--- Excerpted passage ---

Gillaspie spent the 2019 season with the Wisconsin Timber Rattlers of the Single-A Midwest League, posting a 3–7 win–loss record with a 3.96 ERA over 31 games (16 starts), striking out 92 batters over 109 innings. Gillaspie was named a Midwest League all-star with the Timber Rattlers. On September 11, 2019, Gillaspie was released by the Brewers organization.

===Baltimore Orioles===
On June 9, 2021, Gillaspie signed a minor league contract with the Baltimore Orioles organization. He split the year between the Aberdeen IronBirds of the High-A East and the Bowie Baysox of the Double-A Northeast, going 1–3 with a 4.97 ERA over 26 relief appearances, striking out 52 batters over 41 2/3 innings. He was selected to play in the Arizona Fall League for the Mesa Solar Sox after the season.

On November 19, 2021, the Orioles selected Gillaspie's contract and added him to their 40-man roster to protect him from the Rule 5 draft. He returned to Bowie to open the 2022 season. After six appearances with Bowie in 2022, he was promoted to the Norfolk Tides of the Triple-A International League. On May 17, 2022, the Orioles promoted Gillaspie to the major leagues for the first time. He made his MLB debut that night versus the New York Yankees at Oriole Park at Camden Yards, throwing two scoreless innings in relief. On October 2, Gillaspie threw a scoreless 6th inning against the New York Yankees at Yankee Stadium to record his first major-league victory in a 3–1 Orioles win. Gillaspie finished the season with a 1–0 record with a 3.12 ERA in 17 1/3 innings pitched in 17 appearances.

In 2023, Gillaspie made 11 appearances for Baltimore, but struggled to a 6.00 ERA with eight strikeouts in nine innings of work. On September 2, 2023, he was designated for assignment following the Orioles' waiver claim of Jorge López.

--- Provided records ---

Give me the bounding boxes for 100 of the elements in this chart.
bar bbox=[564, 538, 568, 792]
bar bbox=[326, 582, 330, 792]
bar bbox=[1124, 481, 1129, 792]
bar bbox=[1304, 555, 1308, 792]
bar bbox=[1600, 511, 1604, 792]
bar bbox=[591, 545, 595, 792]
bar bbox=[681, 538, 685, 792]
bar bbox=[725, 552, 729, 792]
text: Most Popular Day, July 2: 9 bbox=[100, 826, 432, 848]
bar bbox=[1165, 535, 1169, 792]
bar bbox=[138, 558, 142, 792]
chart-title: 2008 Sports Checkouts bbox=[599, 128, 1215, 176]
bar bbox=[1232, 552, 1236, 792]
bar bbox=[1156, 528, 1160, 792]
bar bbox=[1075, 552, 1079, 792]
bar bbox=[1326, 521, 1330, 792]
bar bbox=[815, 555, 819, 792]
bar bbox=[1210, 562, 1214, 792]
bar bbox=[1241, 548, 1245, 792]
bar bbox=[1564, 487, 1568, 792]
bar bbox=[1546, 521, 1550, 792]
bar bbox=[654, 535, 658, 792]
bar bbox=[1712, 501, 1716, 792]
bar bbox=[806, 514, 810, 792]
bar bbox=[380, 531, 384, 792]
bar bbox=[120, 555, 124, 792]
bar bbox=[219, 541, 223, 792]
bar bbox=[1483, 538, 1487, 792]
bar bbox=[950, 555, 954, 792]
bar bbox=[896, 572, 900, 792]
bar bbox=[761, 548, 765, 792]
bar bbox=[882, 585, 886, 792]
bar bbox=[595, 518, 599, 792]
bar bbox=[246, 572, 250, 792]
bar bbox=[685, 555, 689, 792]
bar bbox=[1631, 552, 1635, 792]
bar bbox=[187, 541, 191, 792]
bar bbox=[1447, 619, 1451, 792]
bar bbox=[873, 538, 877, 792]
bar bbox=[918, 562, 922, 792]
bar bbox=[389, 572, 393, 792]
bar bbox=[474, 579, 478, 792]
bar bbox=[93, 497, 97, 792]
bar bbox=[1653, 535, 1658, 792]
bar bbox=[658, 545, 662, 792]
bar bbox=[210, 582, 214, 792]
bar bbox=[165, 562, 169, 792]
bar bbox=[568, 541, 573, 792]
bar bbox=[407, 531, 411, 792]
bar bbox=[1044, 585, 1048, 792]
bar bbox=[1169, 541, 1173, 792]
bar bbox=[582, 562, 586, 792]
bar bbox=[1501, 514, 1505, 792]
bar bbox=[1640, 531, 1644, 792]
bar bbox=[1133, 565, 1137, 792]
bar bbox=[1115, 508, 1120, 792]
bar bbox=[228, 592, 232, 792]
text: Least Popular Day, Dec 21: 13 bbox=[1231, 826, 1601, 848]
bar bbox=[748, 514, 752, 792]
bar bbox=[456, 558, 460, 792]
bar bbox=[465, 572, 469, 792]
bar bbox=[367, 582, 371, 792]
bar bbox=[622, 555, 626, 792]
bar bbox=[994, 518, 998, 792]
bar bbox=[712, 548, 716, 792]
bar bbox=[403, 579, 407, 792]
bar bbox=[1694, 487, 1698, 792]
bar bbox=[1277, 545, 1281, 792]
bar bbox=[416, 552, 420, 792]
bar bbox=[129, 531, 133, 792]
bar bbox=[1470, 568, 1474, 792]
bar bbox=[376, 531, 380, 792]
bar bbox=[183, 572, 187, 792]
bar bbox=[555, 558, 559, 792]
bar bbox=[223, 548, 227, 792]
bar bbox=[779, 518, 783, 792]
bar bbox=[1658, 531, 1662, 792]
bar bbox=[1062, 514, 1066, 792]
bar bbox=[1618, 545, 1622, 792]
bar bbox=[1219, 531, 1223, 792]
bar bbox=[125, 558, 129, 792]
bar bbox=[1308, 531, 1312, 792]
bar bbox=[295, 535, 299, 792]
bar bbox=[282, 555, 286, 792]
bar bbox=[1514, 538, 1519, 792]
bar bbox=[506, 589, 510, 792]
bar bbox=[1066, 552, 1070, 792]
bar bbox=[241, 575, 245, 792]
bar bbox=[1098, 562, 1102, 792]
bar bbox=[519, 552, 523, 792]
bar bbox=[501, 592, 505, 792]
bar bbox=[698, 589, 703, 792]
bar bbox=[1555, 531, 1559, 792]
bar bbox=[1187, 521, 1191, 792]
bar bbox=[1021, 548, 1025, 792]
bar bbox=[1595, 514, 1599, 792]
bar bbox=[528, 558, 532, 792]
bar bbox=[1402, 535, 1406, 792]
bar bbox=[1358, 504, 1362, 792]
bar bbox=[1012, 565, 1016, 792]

---

# What to do
**1)** List every complete date (month, day and year) given in the passage on Gillaspie's pitching career.
**2)** Continue the account of Gillaspie's pitching career from where the passage ends.

# Answer list
**1)** September 11, 2019; June 9, 2021; November 19, 2021; May 17, 2022; September 2, 2023

**2)**
===Boston Red Sox===
On September 4, 2023, Gillaspie was claimed off waivers by the Boston Red Sox. He was optioned to Boston's Triple-A affiliate, the Worcester Red Sox, where he spent the remainder of the year. In four appearances for Worcester, Gillaspie did not allow a run, striking out four and recording one save in 4 1/3 innings.

===San Diego Padres===
On November 15, 2023, Gillaspie was claimed off waivers by the San Diego Padres. He was optioned to the Triple-A El Paso Chihuahuas to begin the 2024 season. On April 17, 2024, Gillaspie's contract was selected by the Padres. Two days later, Gillaspie came on in relief in the 9th inning against the Toronto Blue Jays. With a runner on third base and one out, he struck out both Bo Bichette and Vladimir Guerrero Jr to seal a 5–1 win. In 9 games for San Diego, he posted a 7.15 ERA with 7 strikeouts over 11 1/3 innings pitched. On November 22, the Padres non-tendered Gillaspie, making him a free agent.

On December 12, 2024, Gillaspie re-signed with the Padres on a minor league contract. After two appearances for El Paso, the Padres added Gillaspie to their active roster on April 6, 2025. He recorded a 2.57 ERA with four strikeouts in three games before being placed on the injured list with a left oblique strain on April 27. On June 30, Gillaspie was activated from the injured list and subsequently designated for assignment. He cleared waivers and was sent outright to El Paso on July 2.